(Beginning of Provided data)

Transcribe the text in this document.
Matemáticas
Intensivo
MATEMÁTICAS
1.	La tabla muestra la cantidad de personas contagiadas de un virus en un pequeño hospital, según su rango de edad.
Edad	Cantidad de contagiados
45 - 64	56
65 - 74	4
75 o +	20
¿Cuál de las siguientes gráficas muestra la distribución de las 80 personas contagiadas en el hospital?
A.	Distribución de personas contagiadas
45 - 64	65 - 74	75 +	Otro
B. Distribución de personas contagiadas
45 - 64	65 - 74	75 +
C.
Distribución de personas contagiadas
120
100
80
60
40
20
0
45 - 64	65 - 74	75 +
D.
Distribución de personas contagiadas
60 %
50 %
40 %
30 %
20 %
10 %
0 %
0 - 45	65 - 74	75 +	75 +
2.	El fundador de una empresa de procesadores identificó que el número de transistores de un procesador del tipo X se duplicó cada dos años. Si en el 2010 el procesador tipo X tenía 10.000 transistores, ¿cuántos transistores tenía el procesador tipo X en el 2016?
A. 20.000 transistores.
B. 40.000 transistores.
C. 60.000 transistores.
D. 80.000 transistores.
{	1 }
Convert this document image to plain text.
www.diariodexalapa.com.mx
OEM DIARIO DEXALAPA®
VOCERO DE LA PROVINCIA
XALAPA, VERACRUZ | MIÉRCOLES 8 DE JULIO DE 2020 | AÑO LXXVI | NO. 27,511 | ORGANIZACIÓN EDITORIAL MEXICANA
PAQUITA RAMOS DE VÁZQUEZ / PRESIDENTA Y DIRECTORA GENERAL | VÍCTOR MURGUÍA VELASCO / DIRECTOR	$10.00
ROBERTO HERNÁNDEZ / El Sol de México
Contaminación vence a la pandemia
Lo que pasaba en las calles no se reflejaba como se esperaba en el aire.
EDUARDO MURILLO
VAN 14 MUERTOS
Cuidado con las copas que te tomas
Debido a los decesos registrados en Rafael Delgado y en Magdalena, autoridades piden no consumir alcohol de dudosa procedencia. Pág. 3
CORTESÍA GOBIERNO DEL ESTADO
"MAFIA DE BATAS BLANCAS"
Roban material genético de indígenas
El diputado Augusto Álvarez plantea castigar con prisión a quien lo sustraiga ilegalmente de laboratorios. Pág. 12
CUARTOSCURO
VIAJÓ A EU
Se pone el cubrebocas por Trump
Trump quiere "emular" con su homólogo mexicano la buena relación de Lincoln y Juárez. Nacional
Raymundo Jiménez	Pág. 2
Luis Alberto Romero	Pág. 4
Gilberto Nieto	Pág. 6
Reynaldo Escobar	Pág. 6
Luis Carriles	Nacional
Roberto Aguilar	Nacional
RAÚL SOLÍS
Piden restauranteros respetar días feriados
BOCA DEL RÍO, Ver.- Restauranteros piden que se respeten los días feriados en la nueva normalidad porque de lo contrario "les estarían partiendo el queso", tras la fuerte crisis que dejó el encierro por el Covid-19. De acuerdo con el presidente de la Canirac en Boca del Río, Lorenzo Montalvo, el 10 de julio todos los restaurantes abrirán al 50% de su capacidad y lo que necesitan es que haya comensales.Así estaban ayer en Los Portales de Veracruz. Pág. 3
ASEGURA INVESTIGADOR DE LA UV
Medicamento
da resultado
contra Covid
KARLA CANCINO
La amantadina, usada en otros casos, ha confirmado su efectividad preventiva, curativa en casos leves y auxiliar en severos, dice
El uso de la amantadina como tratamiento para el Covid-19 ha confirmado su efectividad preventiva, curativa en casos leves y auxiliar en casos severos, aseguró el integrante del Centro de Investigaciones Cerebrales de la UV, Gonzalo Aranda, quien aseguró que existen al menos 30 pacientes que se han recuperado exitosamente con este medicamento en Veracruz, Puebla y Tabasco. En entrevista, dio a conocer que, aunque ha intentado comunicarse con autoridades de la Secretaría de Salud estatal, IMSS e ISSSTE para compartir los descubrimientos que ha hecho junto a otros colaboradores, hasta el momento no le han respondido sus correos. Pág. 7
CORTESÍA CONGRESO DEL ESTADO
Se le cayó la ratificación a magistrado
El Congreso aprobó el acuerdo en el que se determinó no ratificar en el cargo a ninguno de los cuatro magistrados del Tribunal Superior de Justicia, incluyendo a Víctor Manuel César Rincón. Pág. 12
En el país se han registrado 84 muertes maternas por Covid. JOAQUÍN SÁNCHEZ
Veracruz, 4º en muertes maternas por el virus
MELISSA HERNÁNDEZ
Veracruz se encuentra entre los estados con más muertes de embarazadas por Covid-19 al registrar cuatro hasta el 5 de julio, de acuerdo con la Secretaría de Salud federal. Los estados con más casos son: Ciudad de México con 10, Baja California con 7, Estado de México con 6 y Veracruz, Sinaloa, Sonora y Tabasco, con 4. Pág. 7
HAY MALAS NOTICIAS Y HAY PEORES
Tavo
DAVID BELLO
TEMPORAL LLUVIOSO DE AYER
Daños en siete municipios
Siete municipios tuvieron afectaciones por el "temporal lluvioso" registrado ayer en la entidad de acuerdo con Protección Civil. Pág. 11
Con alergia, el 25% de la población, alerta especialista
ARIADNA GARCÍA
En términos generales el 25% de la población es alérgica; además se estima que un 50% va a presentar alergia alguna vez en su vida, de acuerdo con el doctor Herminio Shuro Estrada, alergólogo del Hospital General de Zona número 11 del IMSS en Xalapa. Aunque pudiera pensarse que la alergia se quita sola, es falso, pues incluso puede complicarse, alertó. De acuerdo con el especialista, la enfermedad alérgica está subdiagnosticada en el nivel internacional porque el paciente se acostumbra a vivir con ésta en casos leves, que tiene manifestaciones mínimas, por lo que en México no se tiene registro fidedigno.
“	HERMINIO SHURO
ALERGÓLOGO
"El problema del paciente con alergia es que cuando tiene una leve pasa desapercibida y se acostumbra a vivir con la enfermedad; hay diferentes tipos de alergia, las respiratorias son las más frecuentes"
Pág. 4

(End of Provided data)

▶ **What is needed**
Count the lines in the preceding entries that contain the string "personas", and state only the resulting number.

▶ **Result below**
6